I wrote an x86 simulator that runs a small OS, xv6 for study purpose without translating binaries or memory. Everything is implemented C codes.

Repository Link: https://github.com/ykskb/dax86

Here’s some key points about it (excerpt from README):

Why:

  • I wanted to learn how an OS runs on CPUs at architecture / instruction level.

What:

  • Runs vanilla xv6 (memfs) image from boot.
  • Each instruction is manually implemented and executed sequentially without binary translation, pipeline or OoOE.
  • Representation of logic is prioritized over the performance. Codes have bunch of comments covering the instructions and the hardware mechanism as well.

In this article, I’d like to share some of the processes I went through to learn about the CPU architecture and develop this emulator as well as the difficulties I was faced with.

I’m writing about some of my key learnings in separate articles:

Start

Firstly I started this project with this Japanese book. Whether you find the anime girl on cover cute or distracting, it’s a great book to get anyone started with CPU emulator development. It covers some of the core x86 instructions like mov, add, push and call as well as the basics of ModRM. Some of the structure for instruction definition and execution in dax86 comes from this book.

So I got a CPU emulator somewhat shaped and it could run some testing binaries. However it was nowhere near to run an OS at this point. The emulator didn’t have any device, segment registers or control registers and it only supported 32-bit binary which is only applicable after switching to the protected mode in the real world of x86. There were so many instructions to be implemented as well.

Booting

Having set up the goal of running xv6, I started to implement all the single-byte instructions while doing research on x86 architecture and xv6 internals concurrently. On the x86 architecture, I found about things like A20 line, segmentation, global descriptor table and paging. On the xv6 side, reading the boot block indicated I would need those different modes of memory addressing working as well as some devices like keyboard and disk.

At this point, as I was mostly working on the booting part, I could still write small chunk of assembly or c codes to exercise somewhat TDD approach. I set the expected behaviors with the test cases and tried to pass them. (You can see them in tests directory.) One thing about this is that those expected behaviors were entirely from my understanding of each component. I kept feeling uncertain there and often ended up being wrong. For example, I had misunderstood the base address calculation on GDT (which bits go where), so my tests were passing, however later on it came back as a hard bug when I was working on TSS (task state segment).

In the booting part, I found these 2 parts as the key learnings: kernel code loading from disk to memory and the page directory switching in page size extension. (Specifically the identical mapping to the first virtual mapping.) I’ve covered these in details in separate articles, but I must say figuring out the linker configuration and image creation on xv6 wasn’t that easy for me.

→ What is expected
From the x86 simulator write-up, extract everything from "Firstly I started" down to "from this book.", word for word. The records play no part in what is asked here.

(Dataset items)
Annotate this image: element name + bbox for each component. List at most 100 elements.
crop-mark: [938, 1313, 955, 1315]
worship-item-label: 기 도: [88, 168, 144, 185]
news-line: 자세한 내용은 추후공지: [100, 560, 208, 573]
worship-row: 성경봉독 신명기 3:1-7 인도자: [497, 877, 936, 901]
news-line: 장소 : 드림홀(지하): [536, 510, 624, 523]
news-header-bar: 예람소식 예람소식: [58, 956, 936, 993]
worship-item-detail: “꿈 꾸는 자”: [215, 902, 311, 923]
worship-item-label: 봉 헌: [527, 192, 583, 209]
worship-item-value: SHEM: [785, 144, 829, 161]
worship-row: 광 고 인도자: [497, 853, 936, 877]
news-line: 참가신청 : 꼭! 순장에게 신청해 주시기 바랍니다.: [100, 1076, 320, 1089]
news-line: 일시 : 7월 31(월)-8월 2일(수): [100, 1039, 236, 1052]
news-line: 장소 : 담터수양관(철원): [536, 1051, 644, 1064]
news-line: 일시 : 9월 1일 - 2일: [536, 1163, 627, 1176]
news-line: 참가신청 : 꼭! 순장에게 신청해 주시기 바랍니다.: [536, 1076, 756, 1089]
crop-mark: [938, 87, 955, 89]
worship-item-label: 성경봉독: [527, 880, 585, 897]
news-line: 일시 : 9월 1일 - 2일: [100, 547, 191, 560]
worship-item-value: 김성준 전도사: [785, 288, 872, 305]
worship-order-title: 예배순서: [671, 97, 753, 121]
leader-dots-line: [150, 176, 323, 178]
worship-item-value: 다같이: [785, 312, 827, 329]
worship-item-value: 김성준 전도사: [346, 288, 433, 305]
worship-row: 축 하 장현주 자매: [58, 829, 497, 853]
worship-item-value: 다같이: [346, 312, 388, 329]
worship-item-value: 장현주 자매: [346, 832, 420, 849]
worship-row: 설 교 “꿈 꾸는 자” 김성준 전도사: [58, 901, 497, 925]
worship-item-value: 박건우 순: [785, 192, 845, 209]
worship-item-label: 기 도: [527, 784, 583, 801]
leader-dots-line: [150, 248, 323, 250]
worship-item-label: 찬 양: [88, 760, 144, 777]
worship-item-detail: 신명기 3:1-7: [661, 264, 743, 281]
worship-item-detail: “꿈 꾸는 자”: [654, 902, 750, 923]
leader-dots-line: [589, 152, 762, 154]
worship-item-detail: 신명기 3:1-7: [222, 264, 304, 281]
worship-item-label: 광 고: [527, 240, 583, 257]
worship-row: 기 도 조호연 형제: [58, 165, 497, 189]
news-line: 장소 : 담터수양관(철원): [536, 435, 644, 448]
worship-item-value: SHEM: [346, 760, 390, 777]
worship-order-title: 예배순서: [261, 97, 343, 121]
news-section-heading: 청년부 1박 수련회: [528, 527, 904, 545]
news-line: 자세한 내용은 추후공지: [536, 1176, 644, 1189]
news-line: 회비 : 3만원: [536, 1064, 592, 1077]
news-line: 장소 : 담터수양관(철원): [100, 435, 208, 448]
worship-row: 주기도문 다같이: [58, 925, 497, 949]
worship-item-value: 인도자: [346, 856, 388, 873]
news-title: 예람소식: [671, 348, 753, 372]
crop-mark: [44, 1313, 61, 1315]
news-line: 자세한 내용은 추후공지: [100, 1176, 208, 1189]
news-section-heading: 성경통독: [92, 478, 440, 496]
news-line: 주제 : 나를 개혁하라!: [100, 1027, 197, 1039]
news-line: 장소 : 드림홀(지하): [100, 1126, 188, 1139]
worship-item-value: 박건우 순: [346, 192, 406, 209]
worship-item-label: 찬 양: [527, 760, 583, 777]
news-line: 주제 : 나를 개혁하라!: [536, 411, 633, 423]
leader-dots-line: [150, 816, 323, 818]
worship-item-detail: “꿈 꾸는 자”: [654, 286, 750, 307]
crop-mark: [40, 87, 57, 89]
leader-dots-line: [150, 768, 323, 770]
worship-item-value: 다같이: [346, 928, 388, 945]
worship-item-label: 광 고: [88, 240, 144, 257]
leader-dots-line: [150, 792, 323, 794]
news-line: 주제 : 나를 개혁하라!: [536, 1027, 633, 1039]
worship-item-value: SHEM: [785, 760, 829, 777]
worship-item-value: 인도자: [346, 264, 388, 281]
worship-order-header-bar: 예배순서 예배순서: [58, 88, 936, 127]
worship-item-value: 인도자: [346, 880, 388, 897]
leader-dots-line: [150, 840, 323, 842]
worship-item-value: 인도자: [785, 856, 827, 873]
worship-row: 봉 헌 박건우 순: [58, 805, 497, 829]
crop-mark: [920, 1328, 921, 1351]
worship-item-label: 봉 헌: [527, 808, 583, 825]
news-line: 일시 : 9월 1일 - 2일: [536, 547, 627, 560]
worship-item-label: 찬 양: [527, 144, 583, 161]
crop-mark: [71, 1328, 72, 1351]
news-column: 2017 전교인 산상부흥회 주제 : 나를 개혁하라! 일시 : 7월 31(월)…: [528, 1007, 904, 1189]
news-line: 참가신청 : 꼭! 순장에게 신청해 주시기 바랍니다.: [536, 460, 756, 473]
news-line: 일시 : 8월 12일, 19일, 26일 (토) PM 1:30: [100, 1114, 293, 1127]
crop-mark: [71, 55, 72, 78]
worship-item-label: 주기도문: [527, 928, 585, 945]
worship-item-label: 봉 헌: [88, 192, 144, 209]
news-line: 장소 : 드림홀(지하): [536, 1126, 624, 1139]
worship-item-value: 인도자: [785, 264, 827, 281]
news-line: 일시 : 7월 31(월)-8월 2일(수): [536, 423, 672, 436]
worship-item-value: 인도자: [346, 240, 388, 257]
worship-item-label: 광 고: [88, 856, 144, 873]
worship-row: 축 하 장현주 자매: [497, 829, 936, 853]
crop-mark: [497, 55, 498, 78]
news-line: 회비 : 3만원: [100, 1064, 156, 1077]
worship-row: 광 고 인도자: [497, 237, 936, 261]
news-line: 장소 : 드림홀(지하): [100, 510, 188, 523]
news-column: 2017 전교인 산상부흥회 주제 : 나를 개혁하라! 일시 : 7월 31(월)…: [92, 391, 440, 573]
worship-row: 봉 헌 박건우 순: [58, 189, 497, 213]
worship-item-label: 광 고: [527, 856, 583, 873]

→ Solution to this task
Firstly I started this project with this Japanese book. Whether you find the anime girl on cover cute or distracting, it’s a great book to get anyone started with CPU emulator development. It covers some of the core x86 instructions like mov, add, push and call as well as the basics of ModRM. Some of the structure for instruction definition and execution in dax86 comes from this book.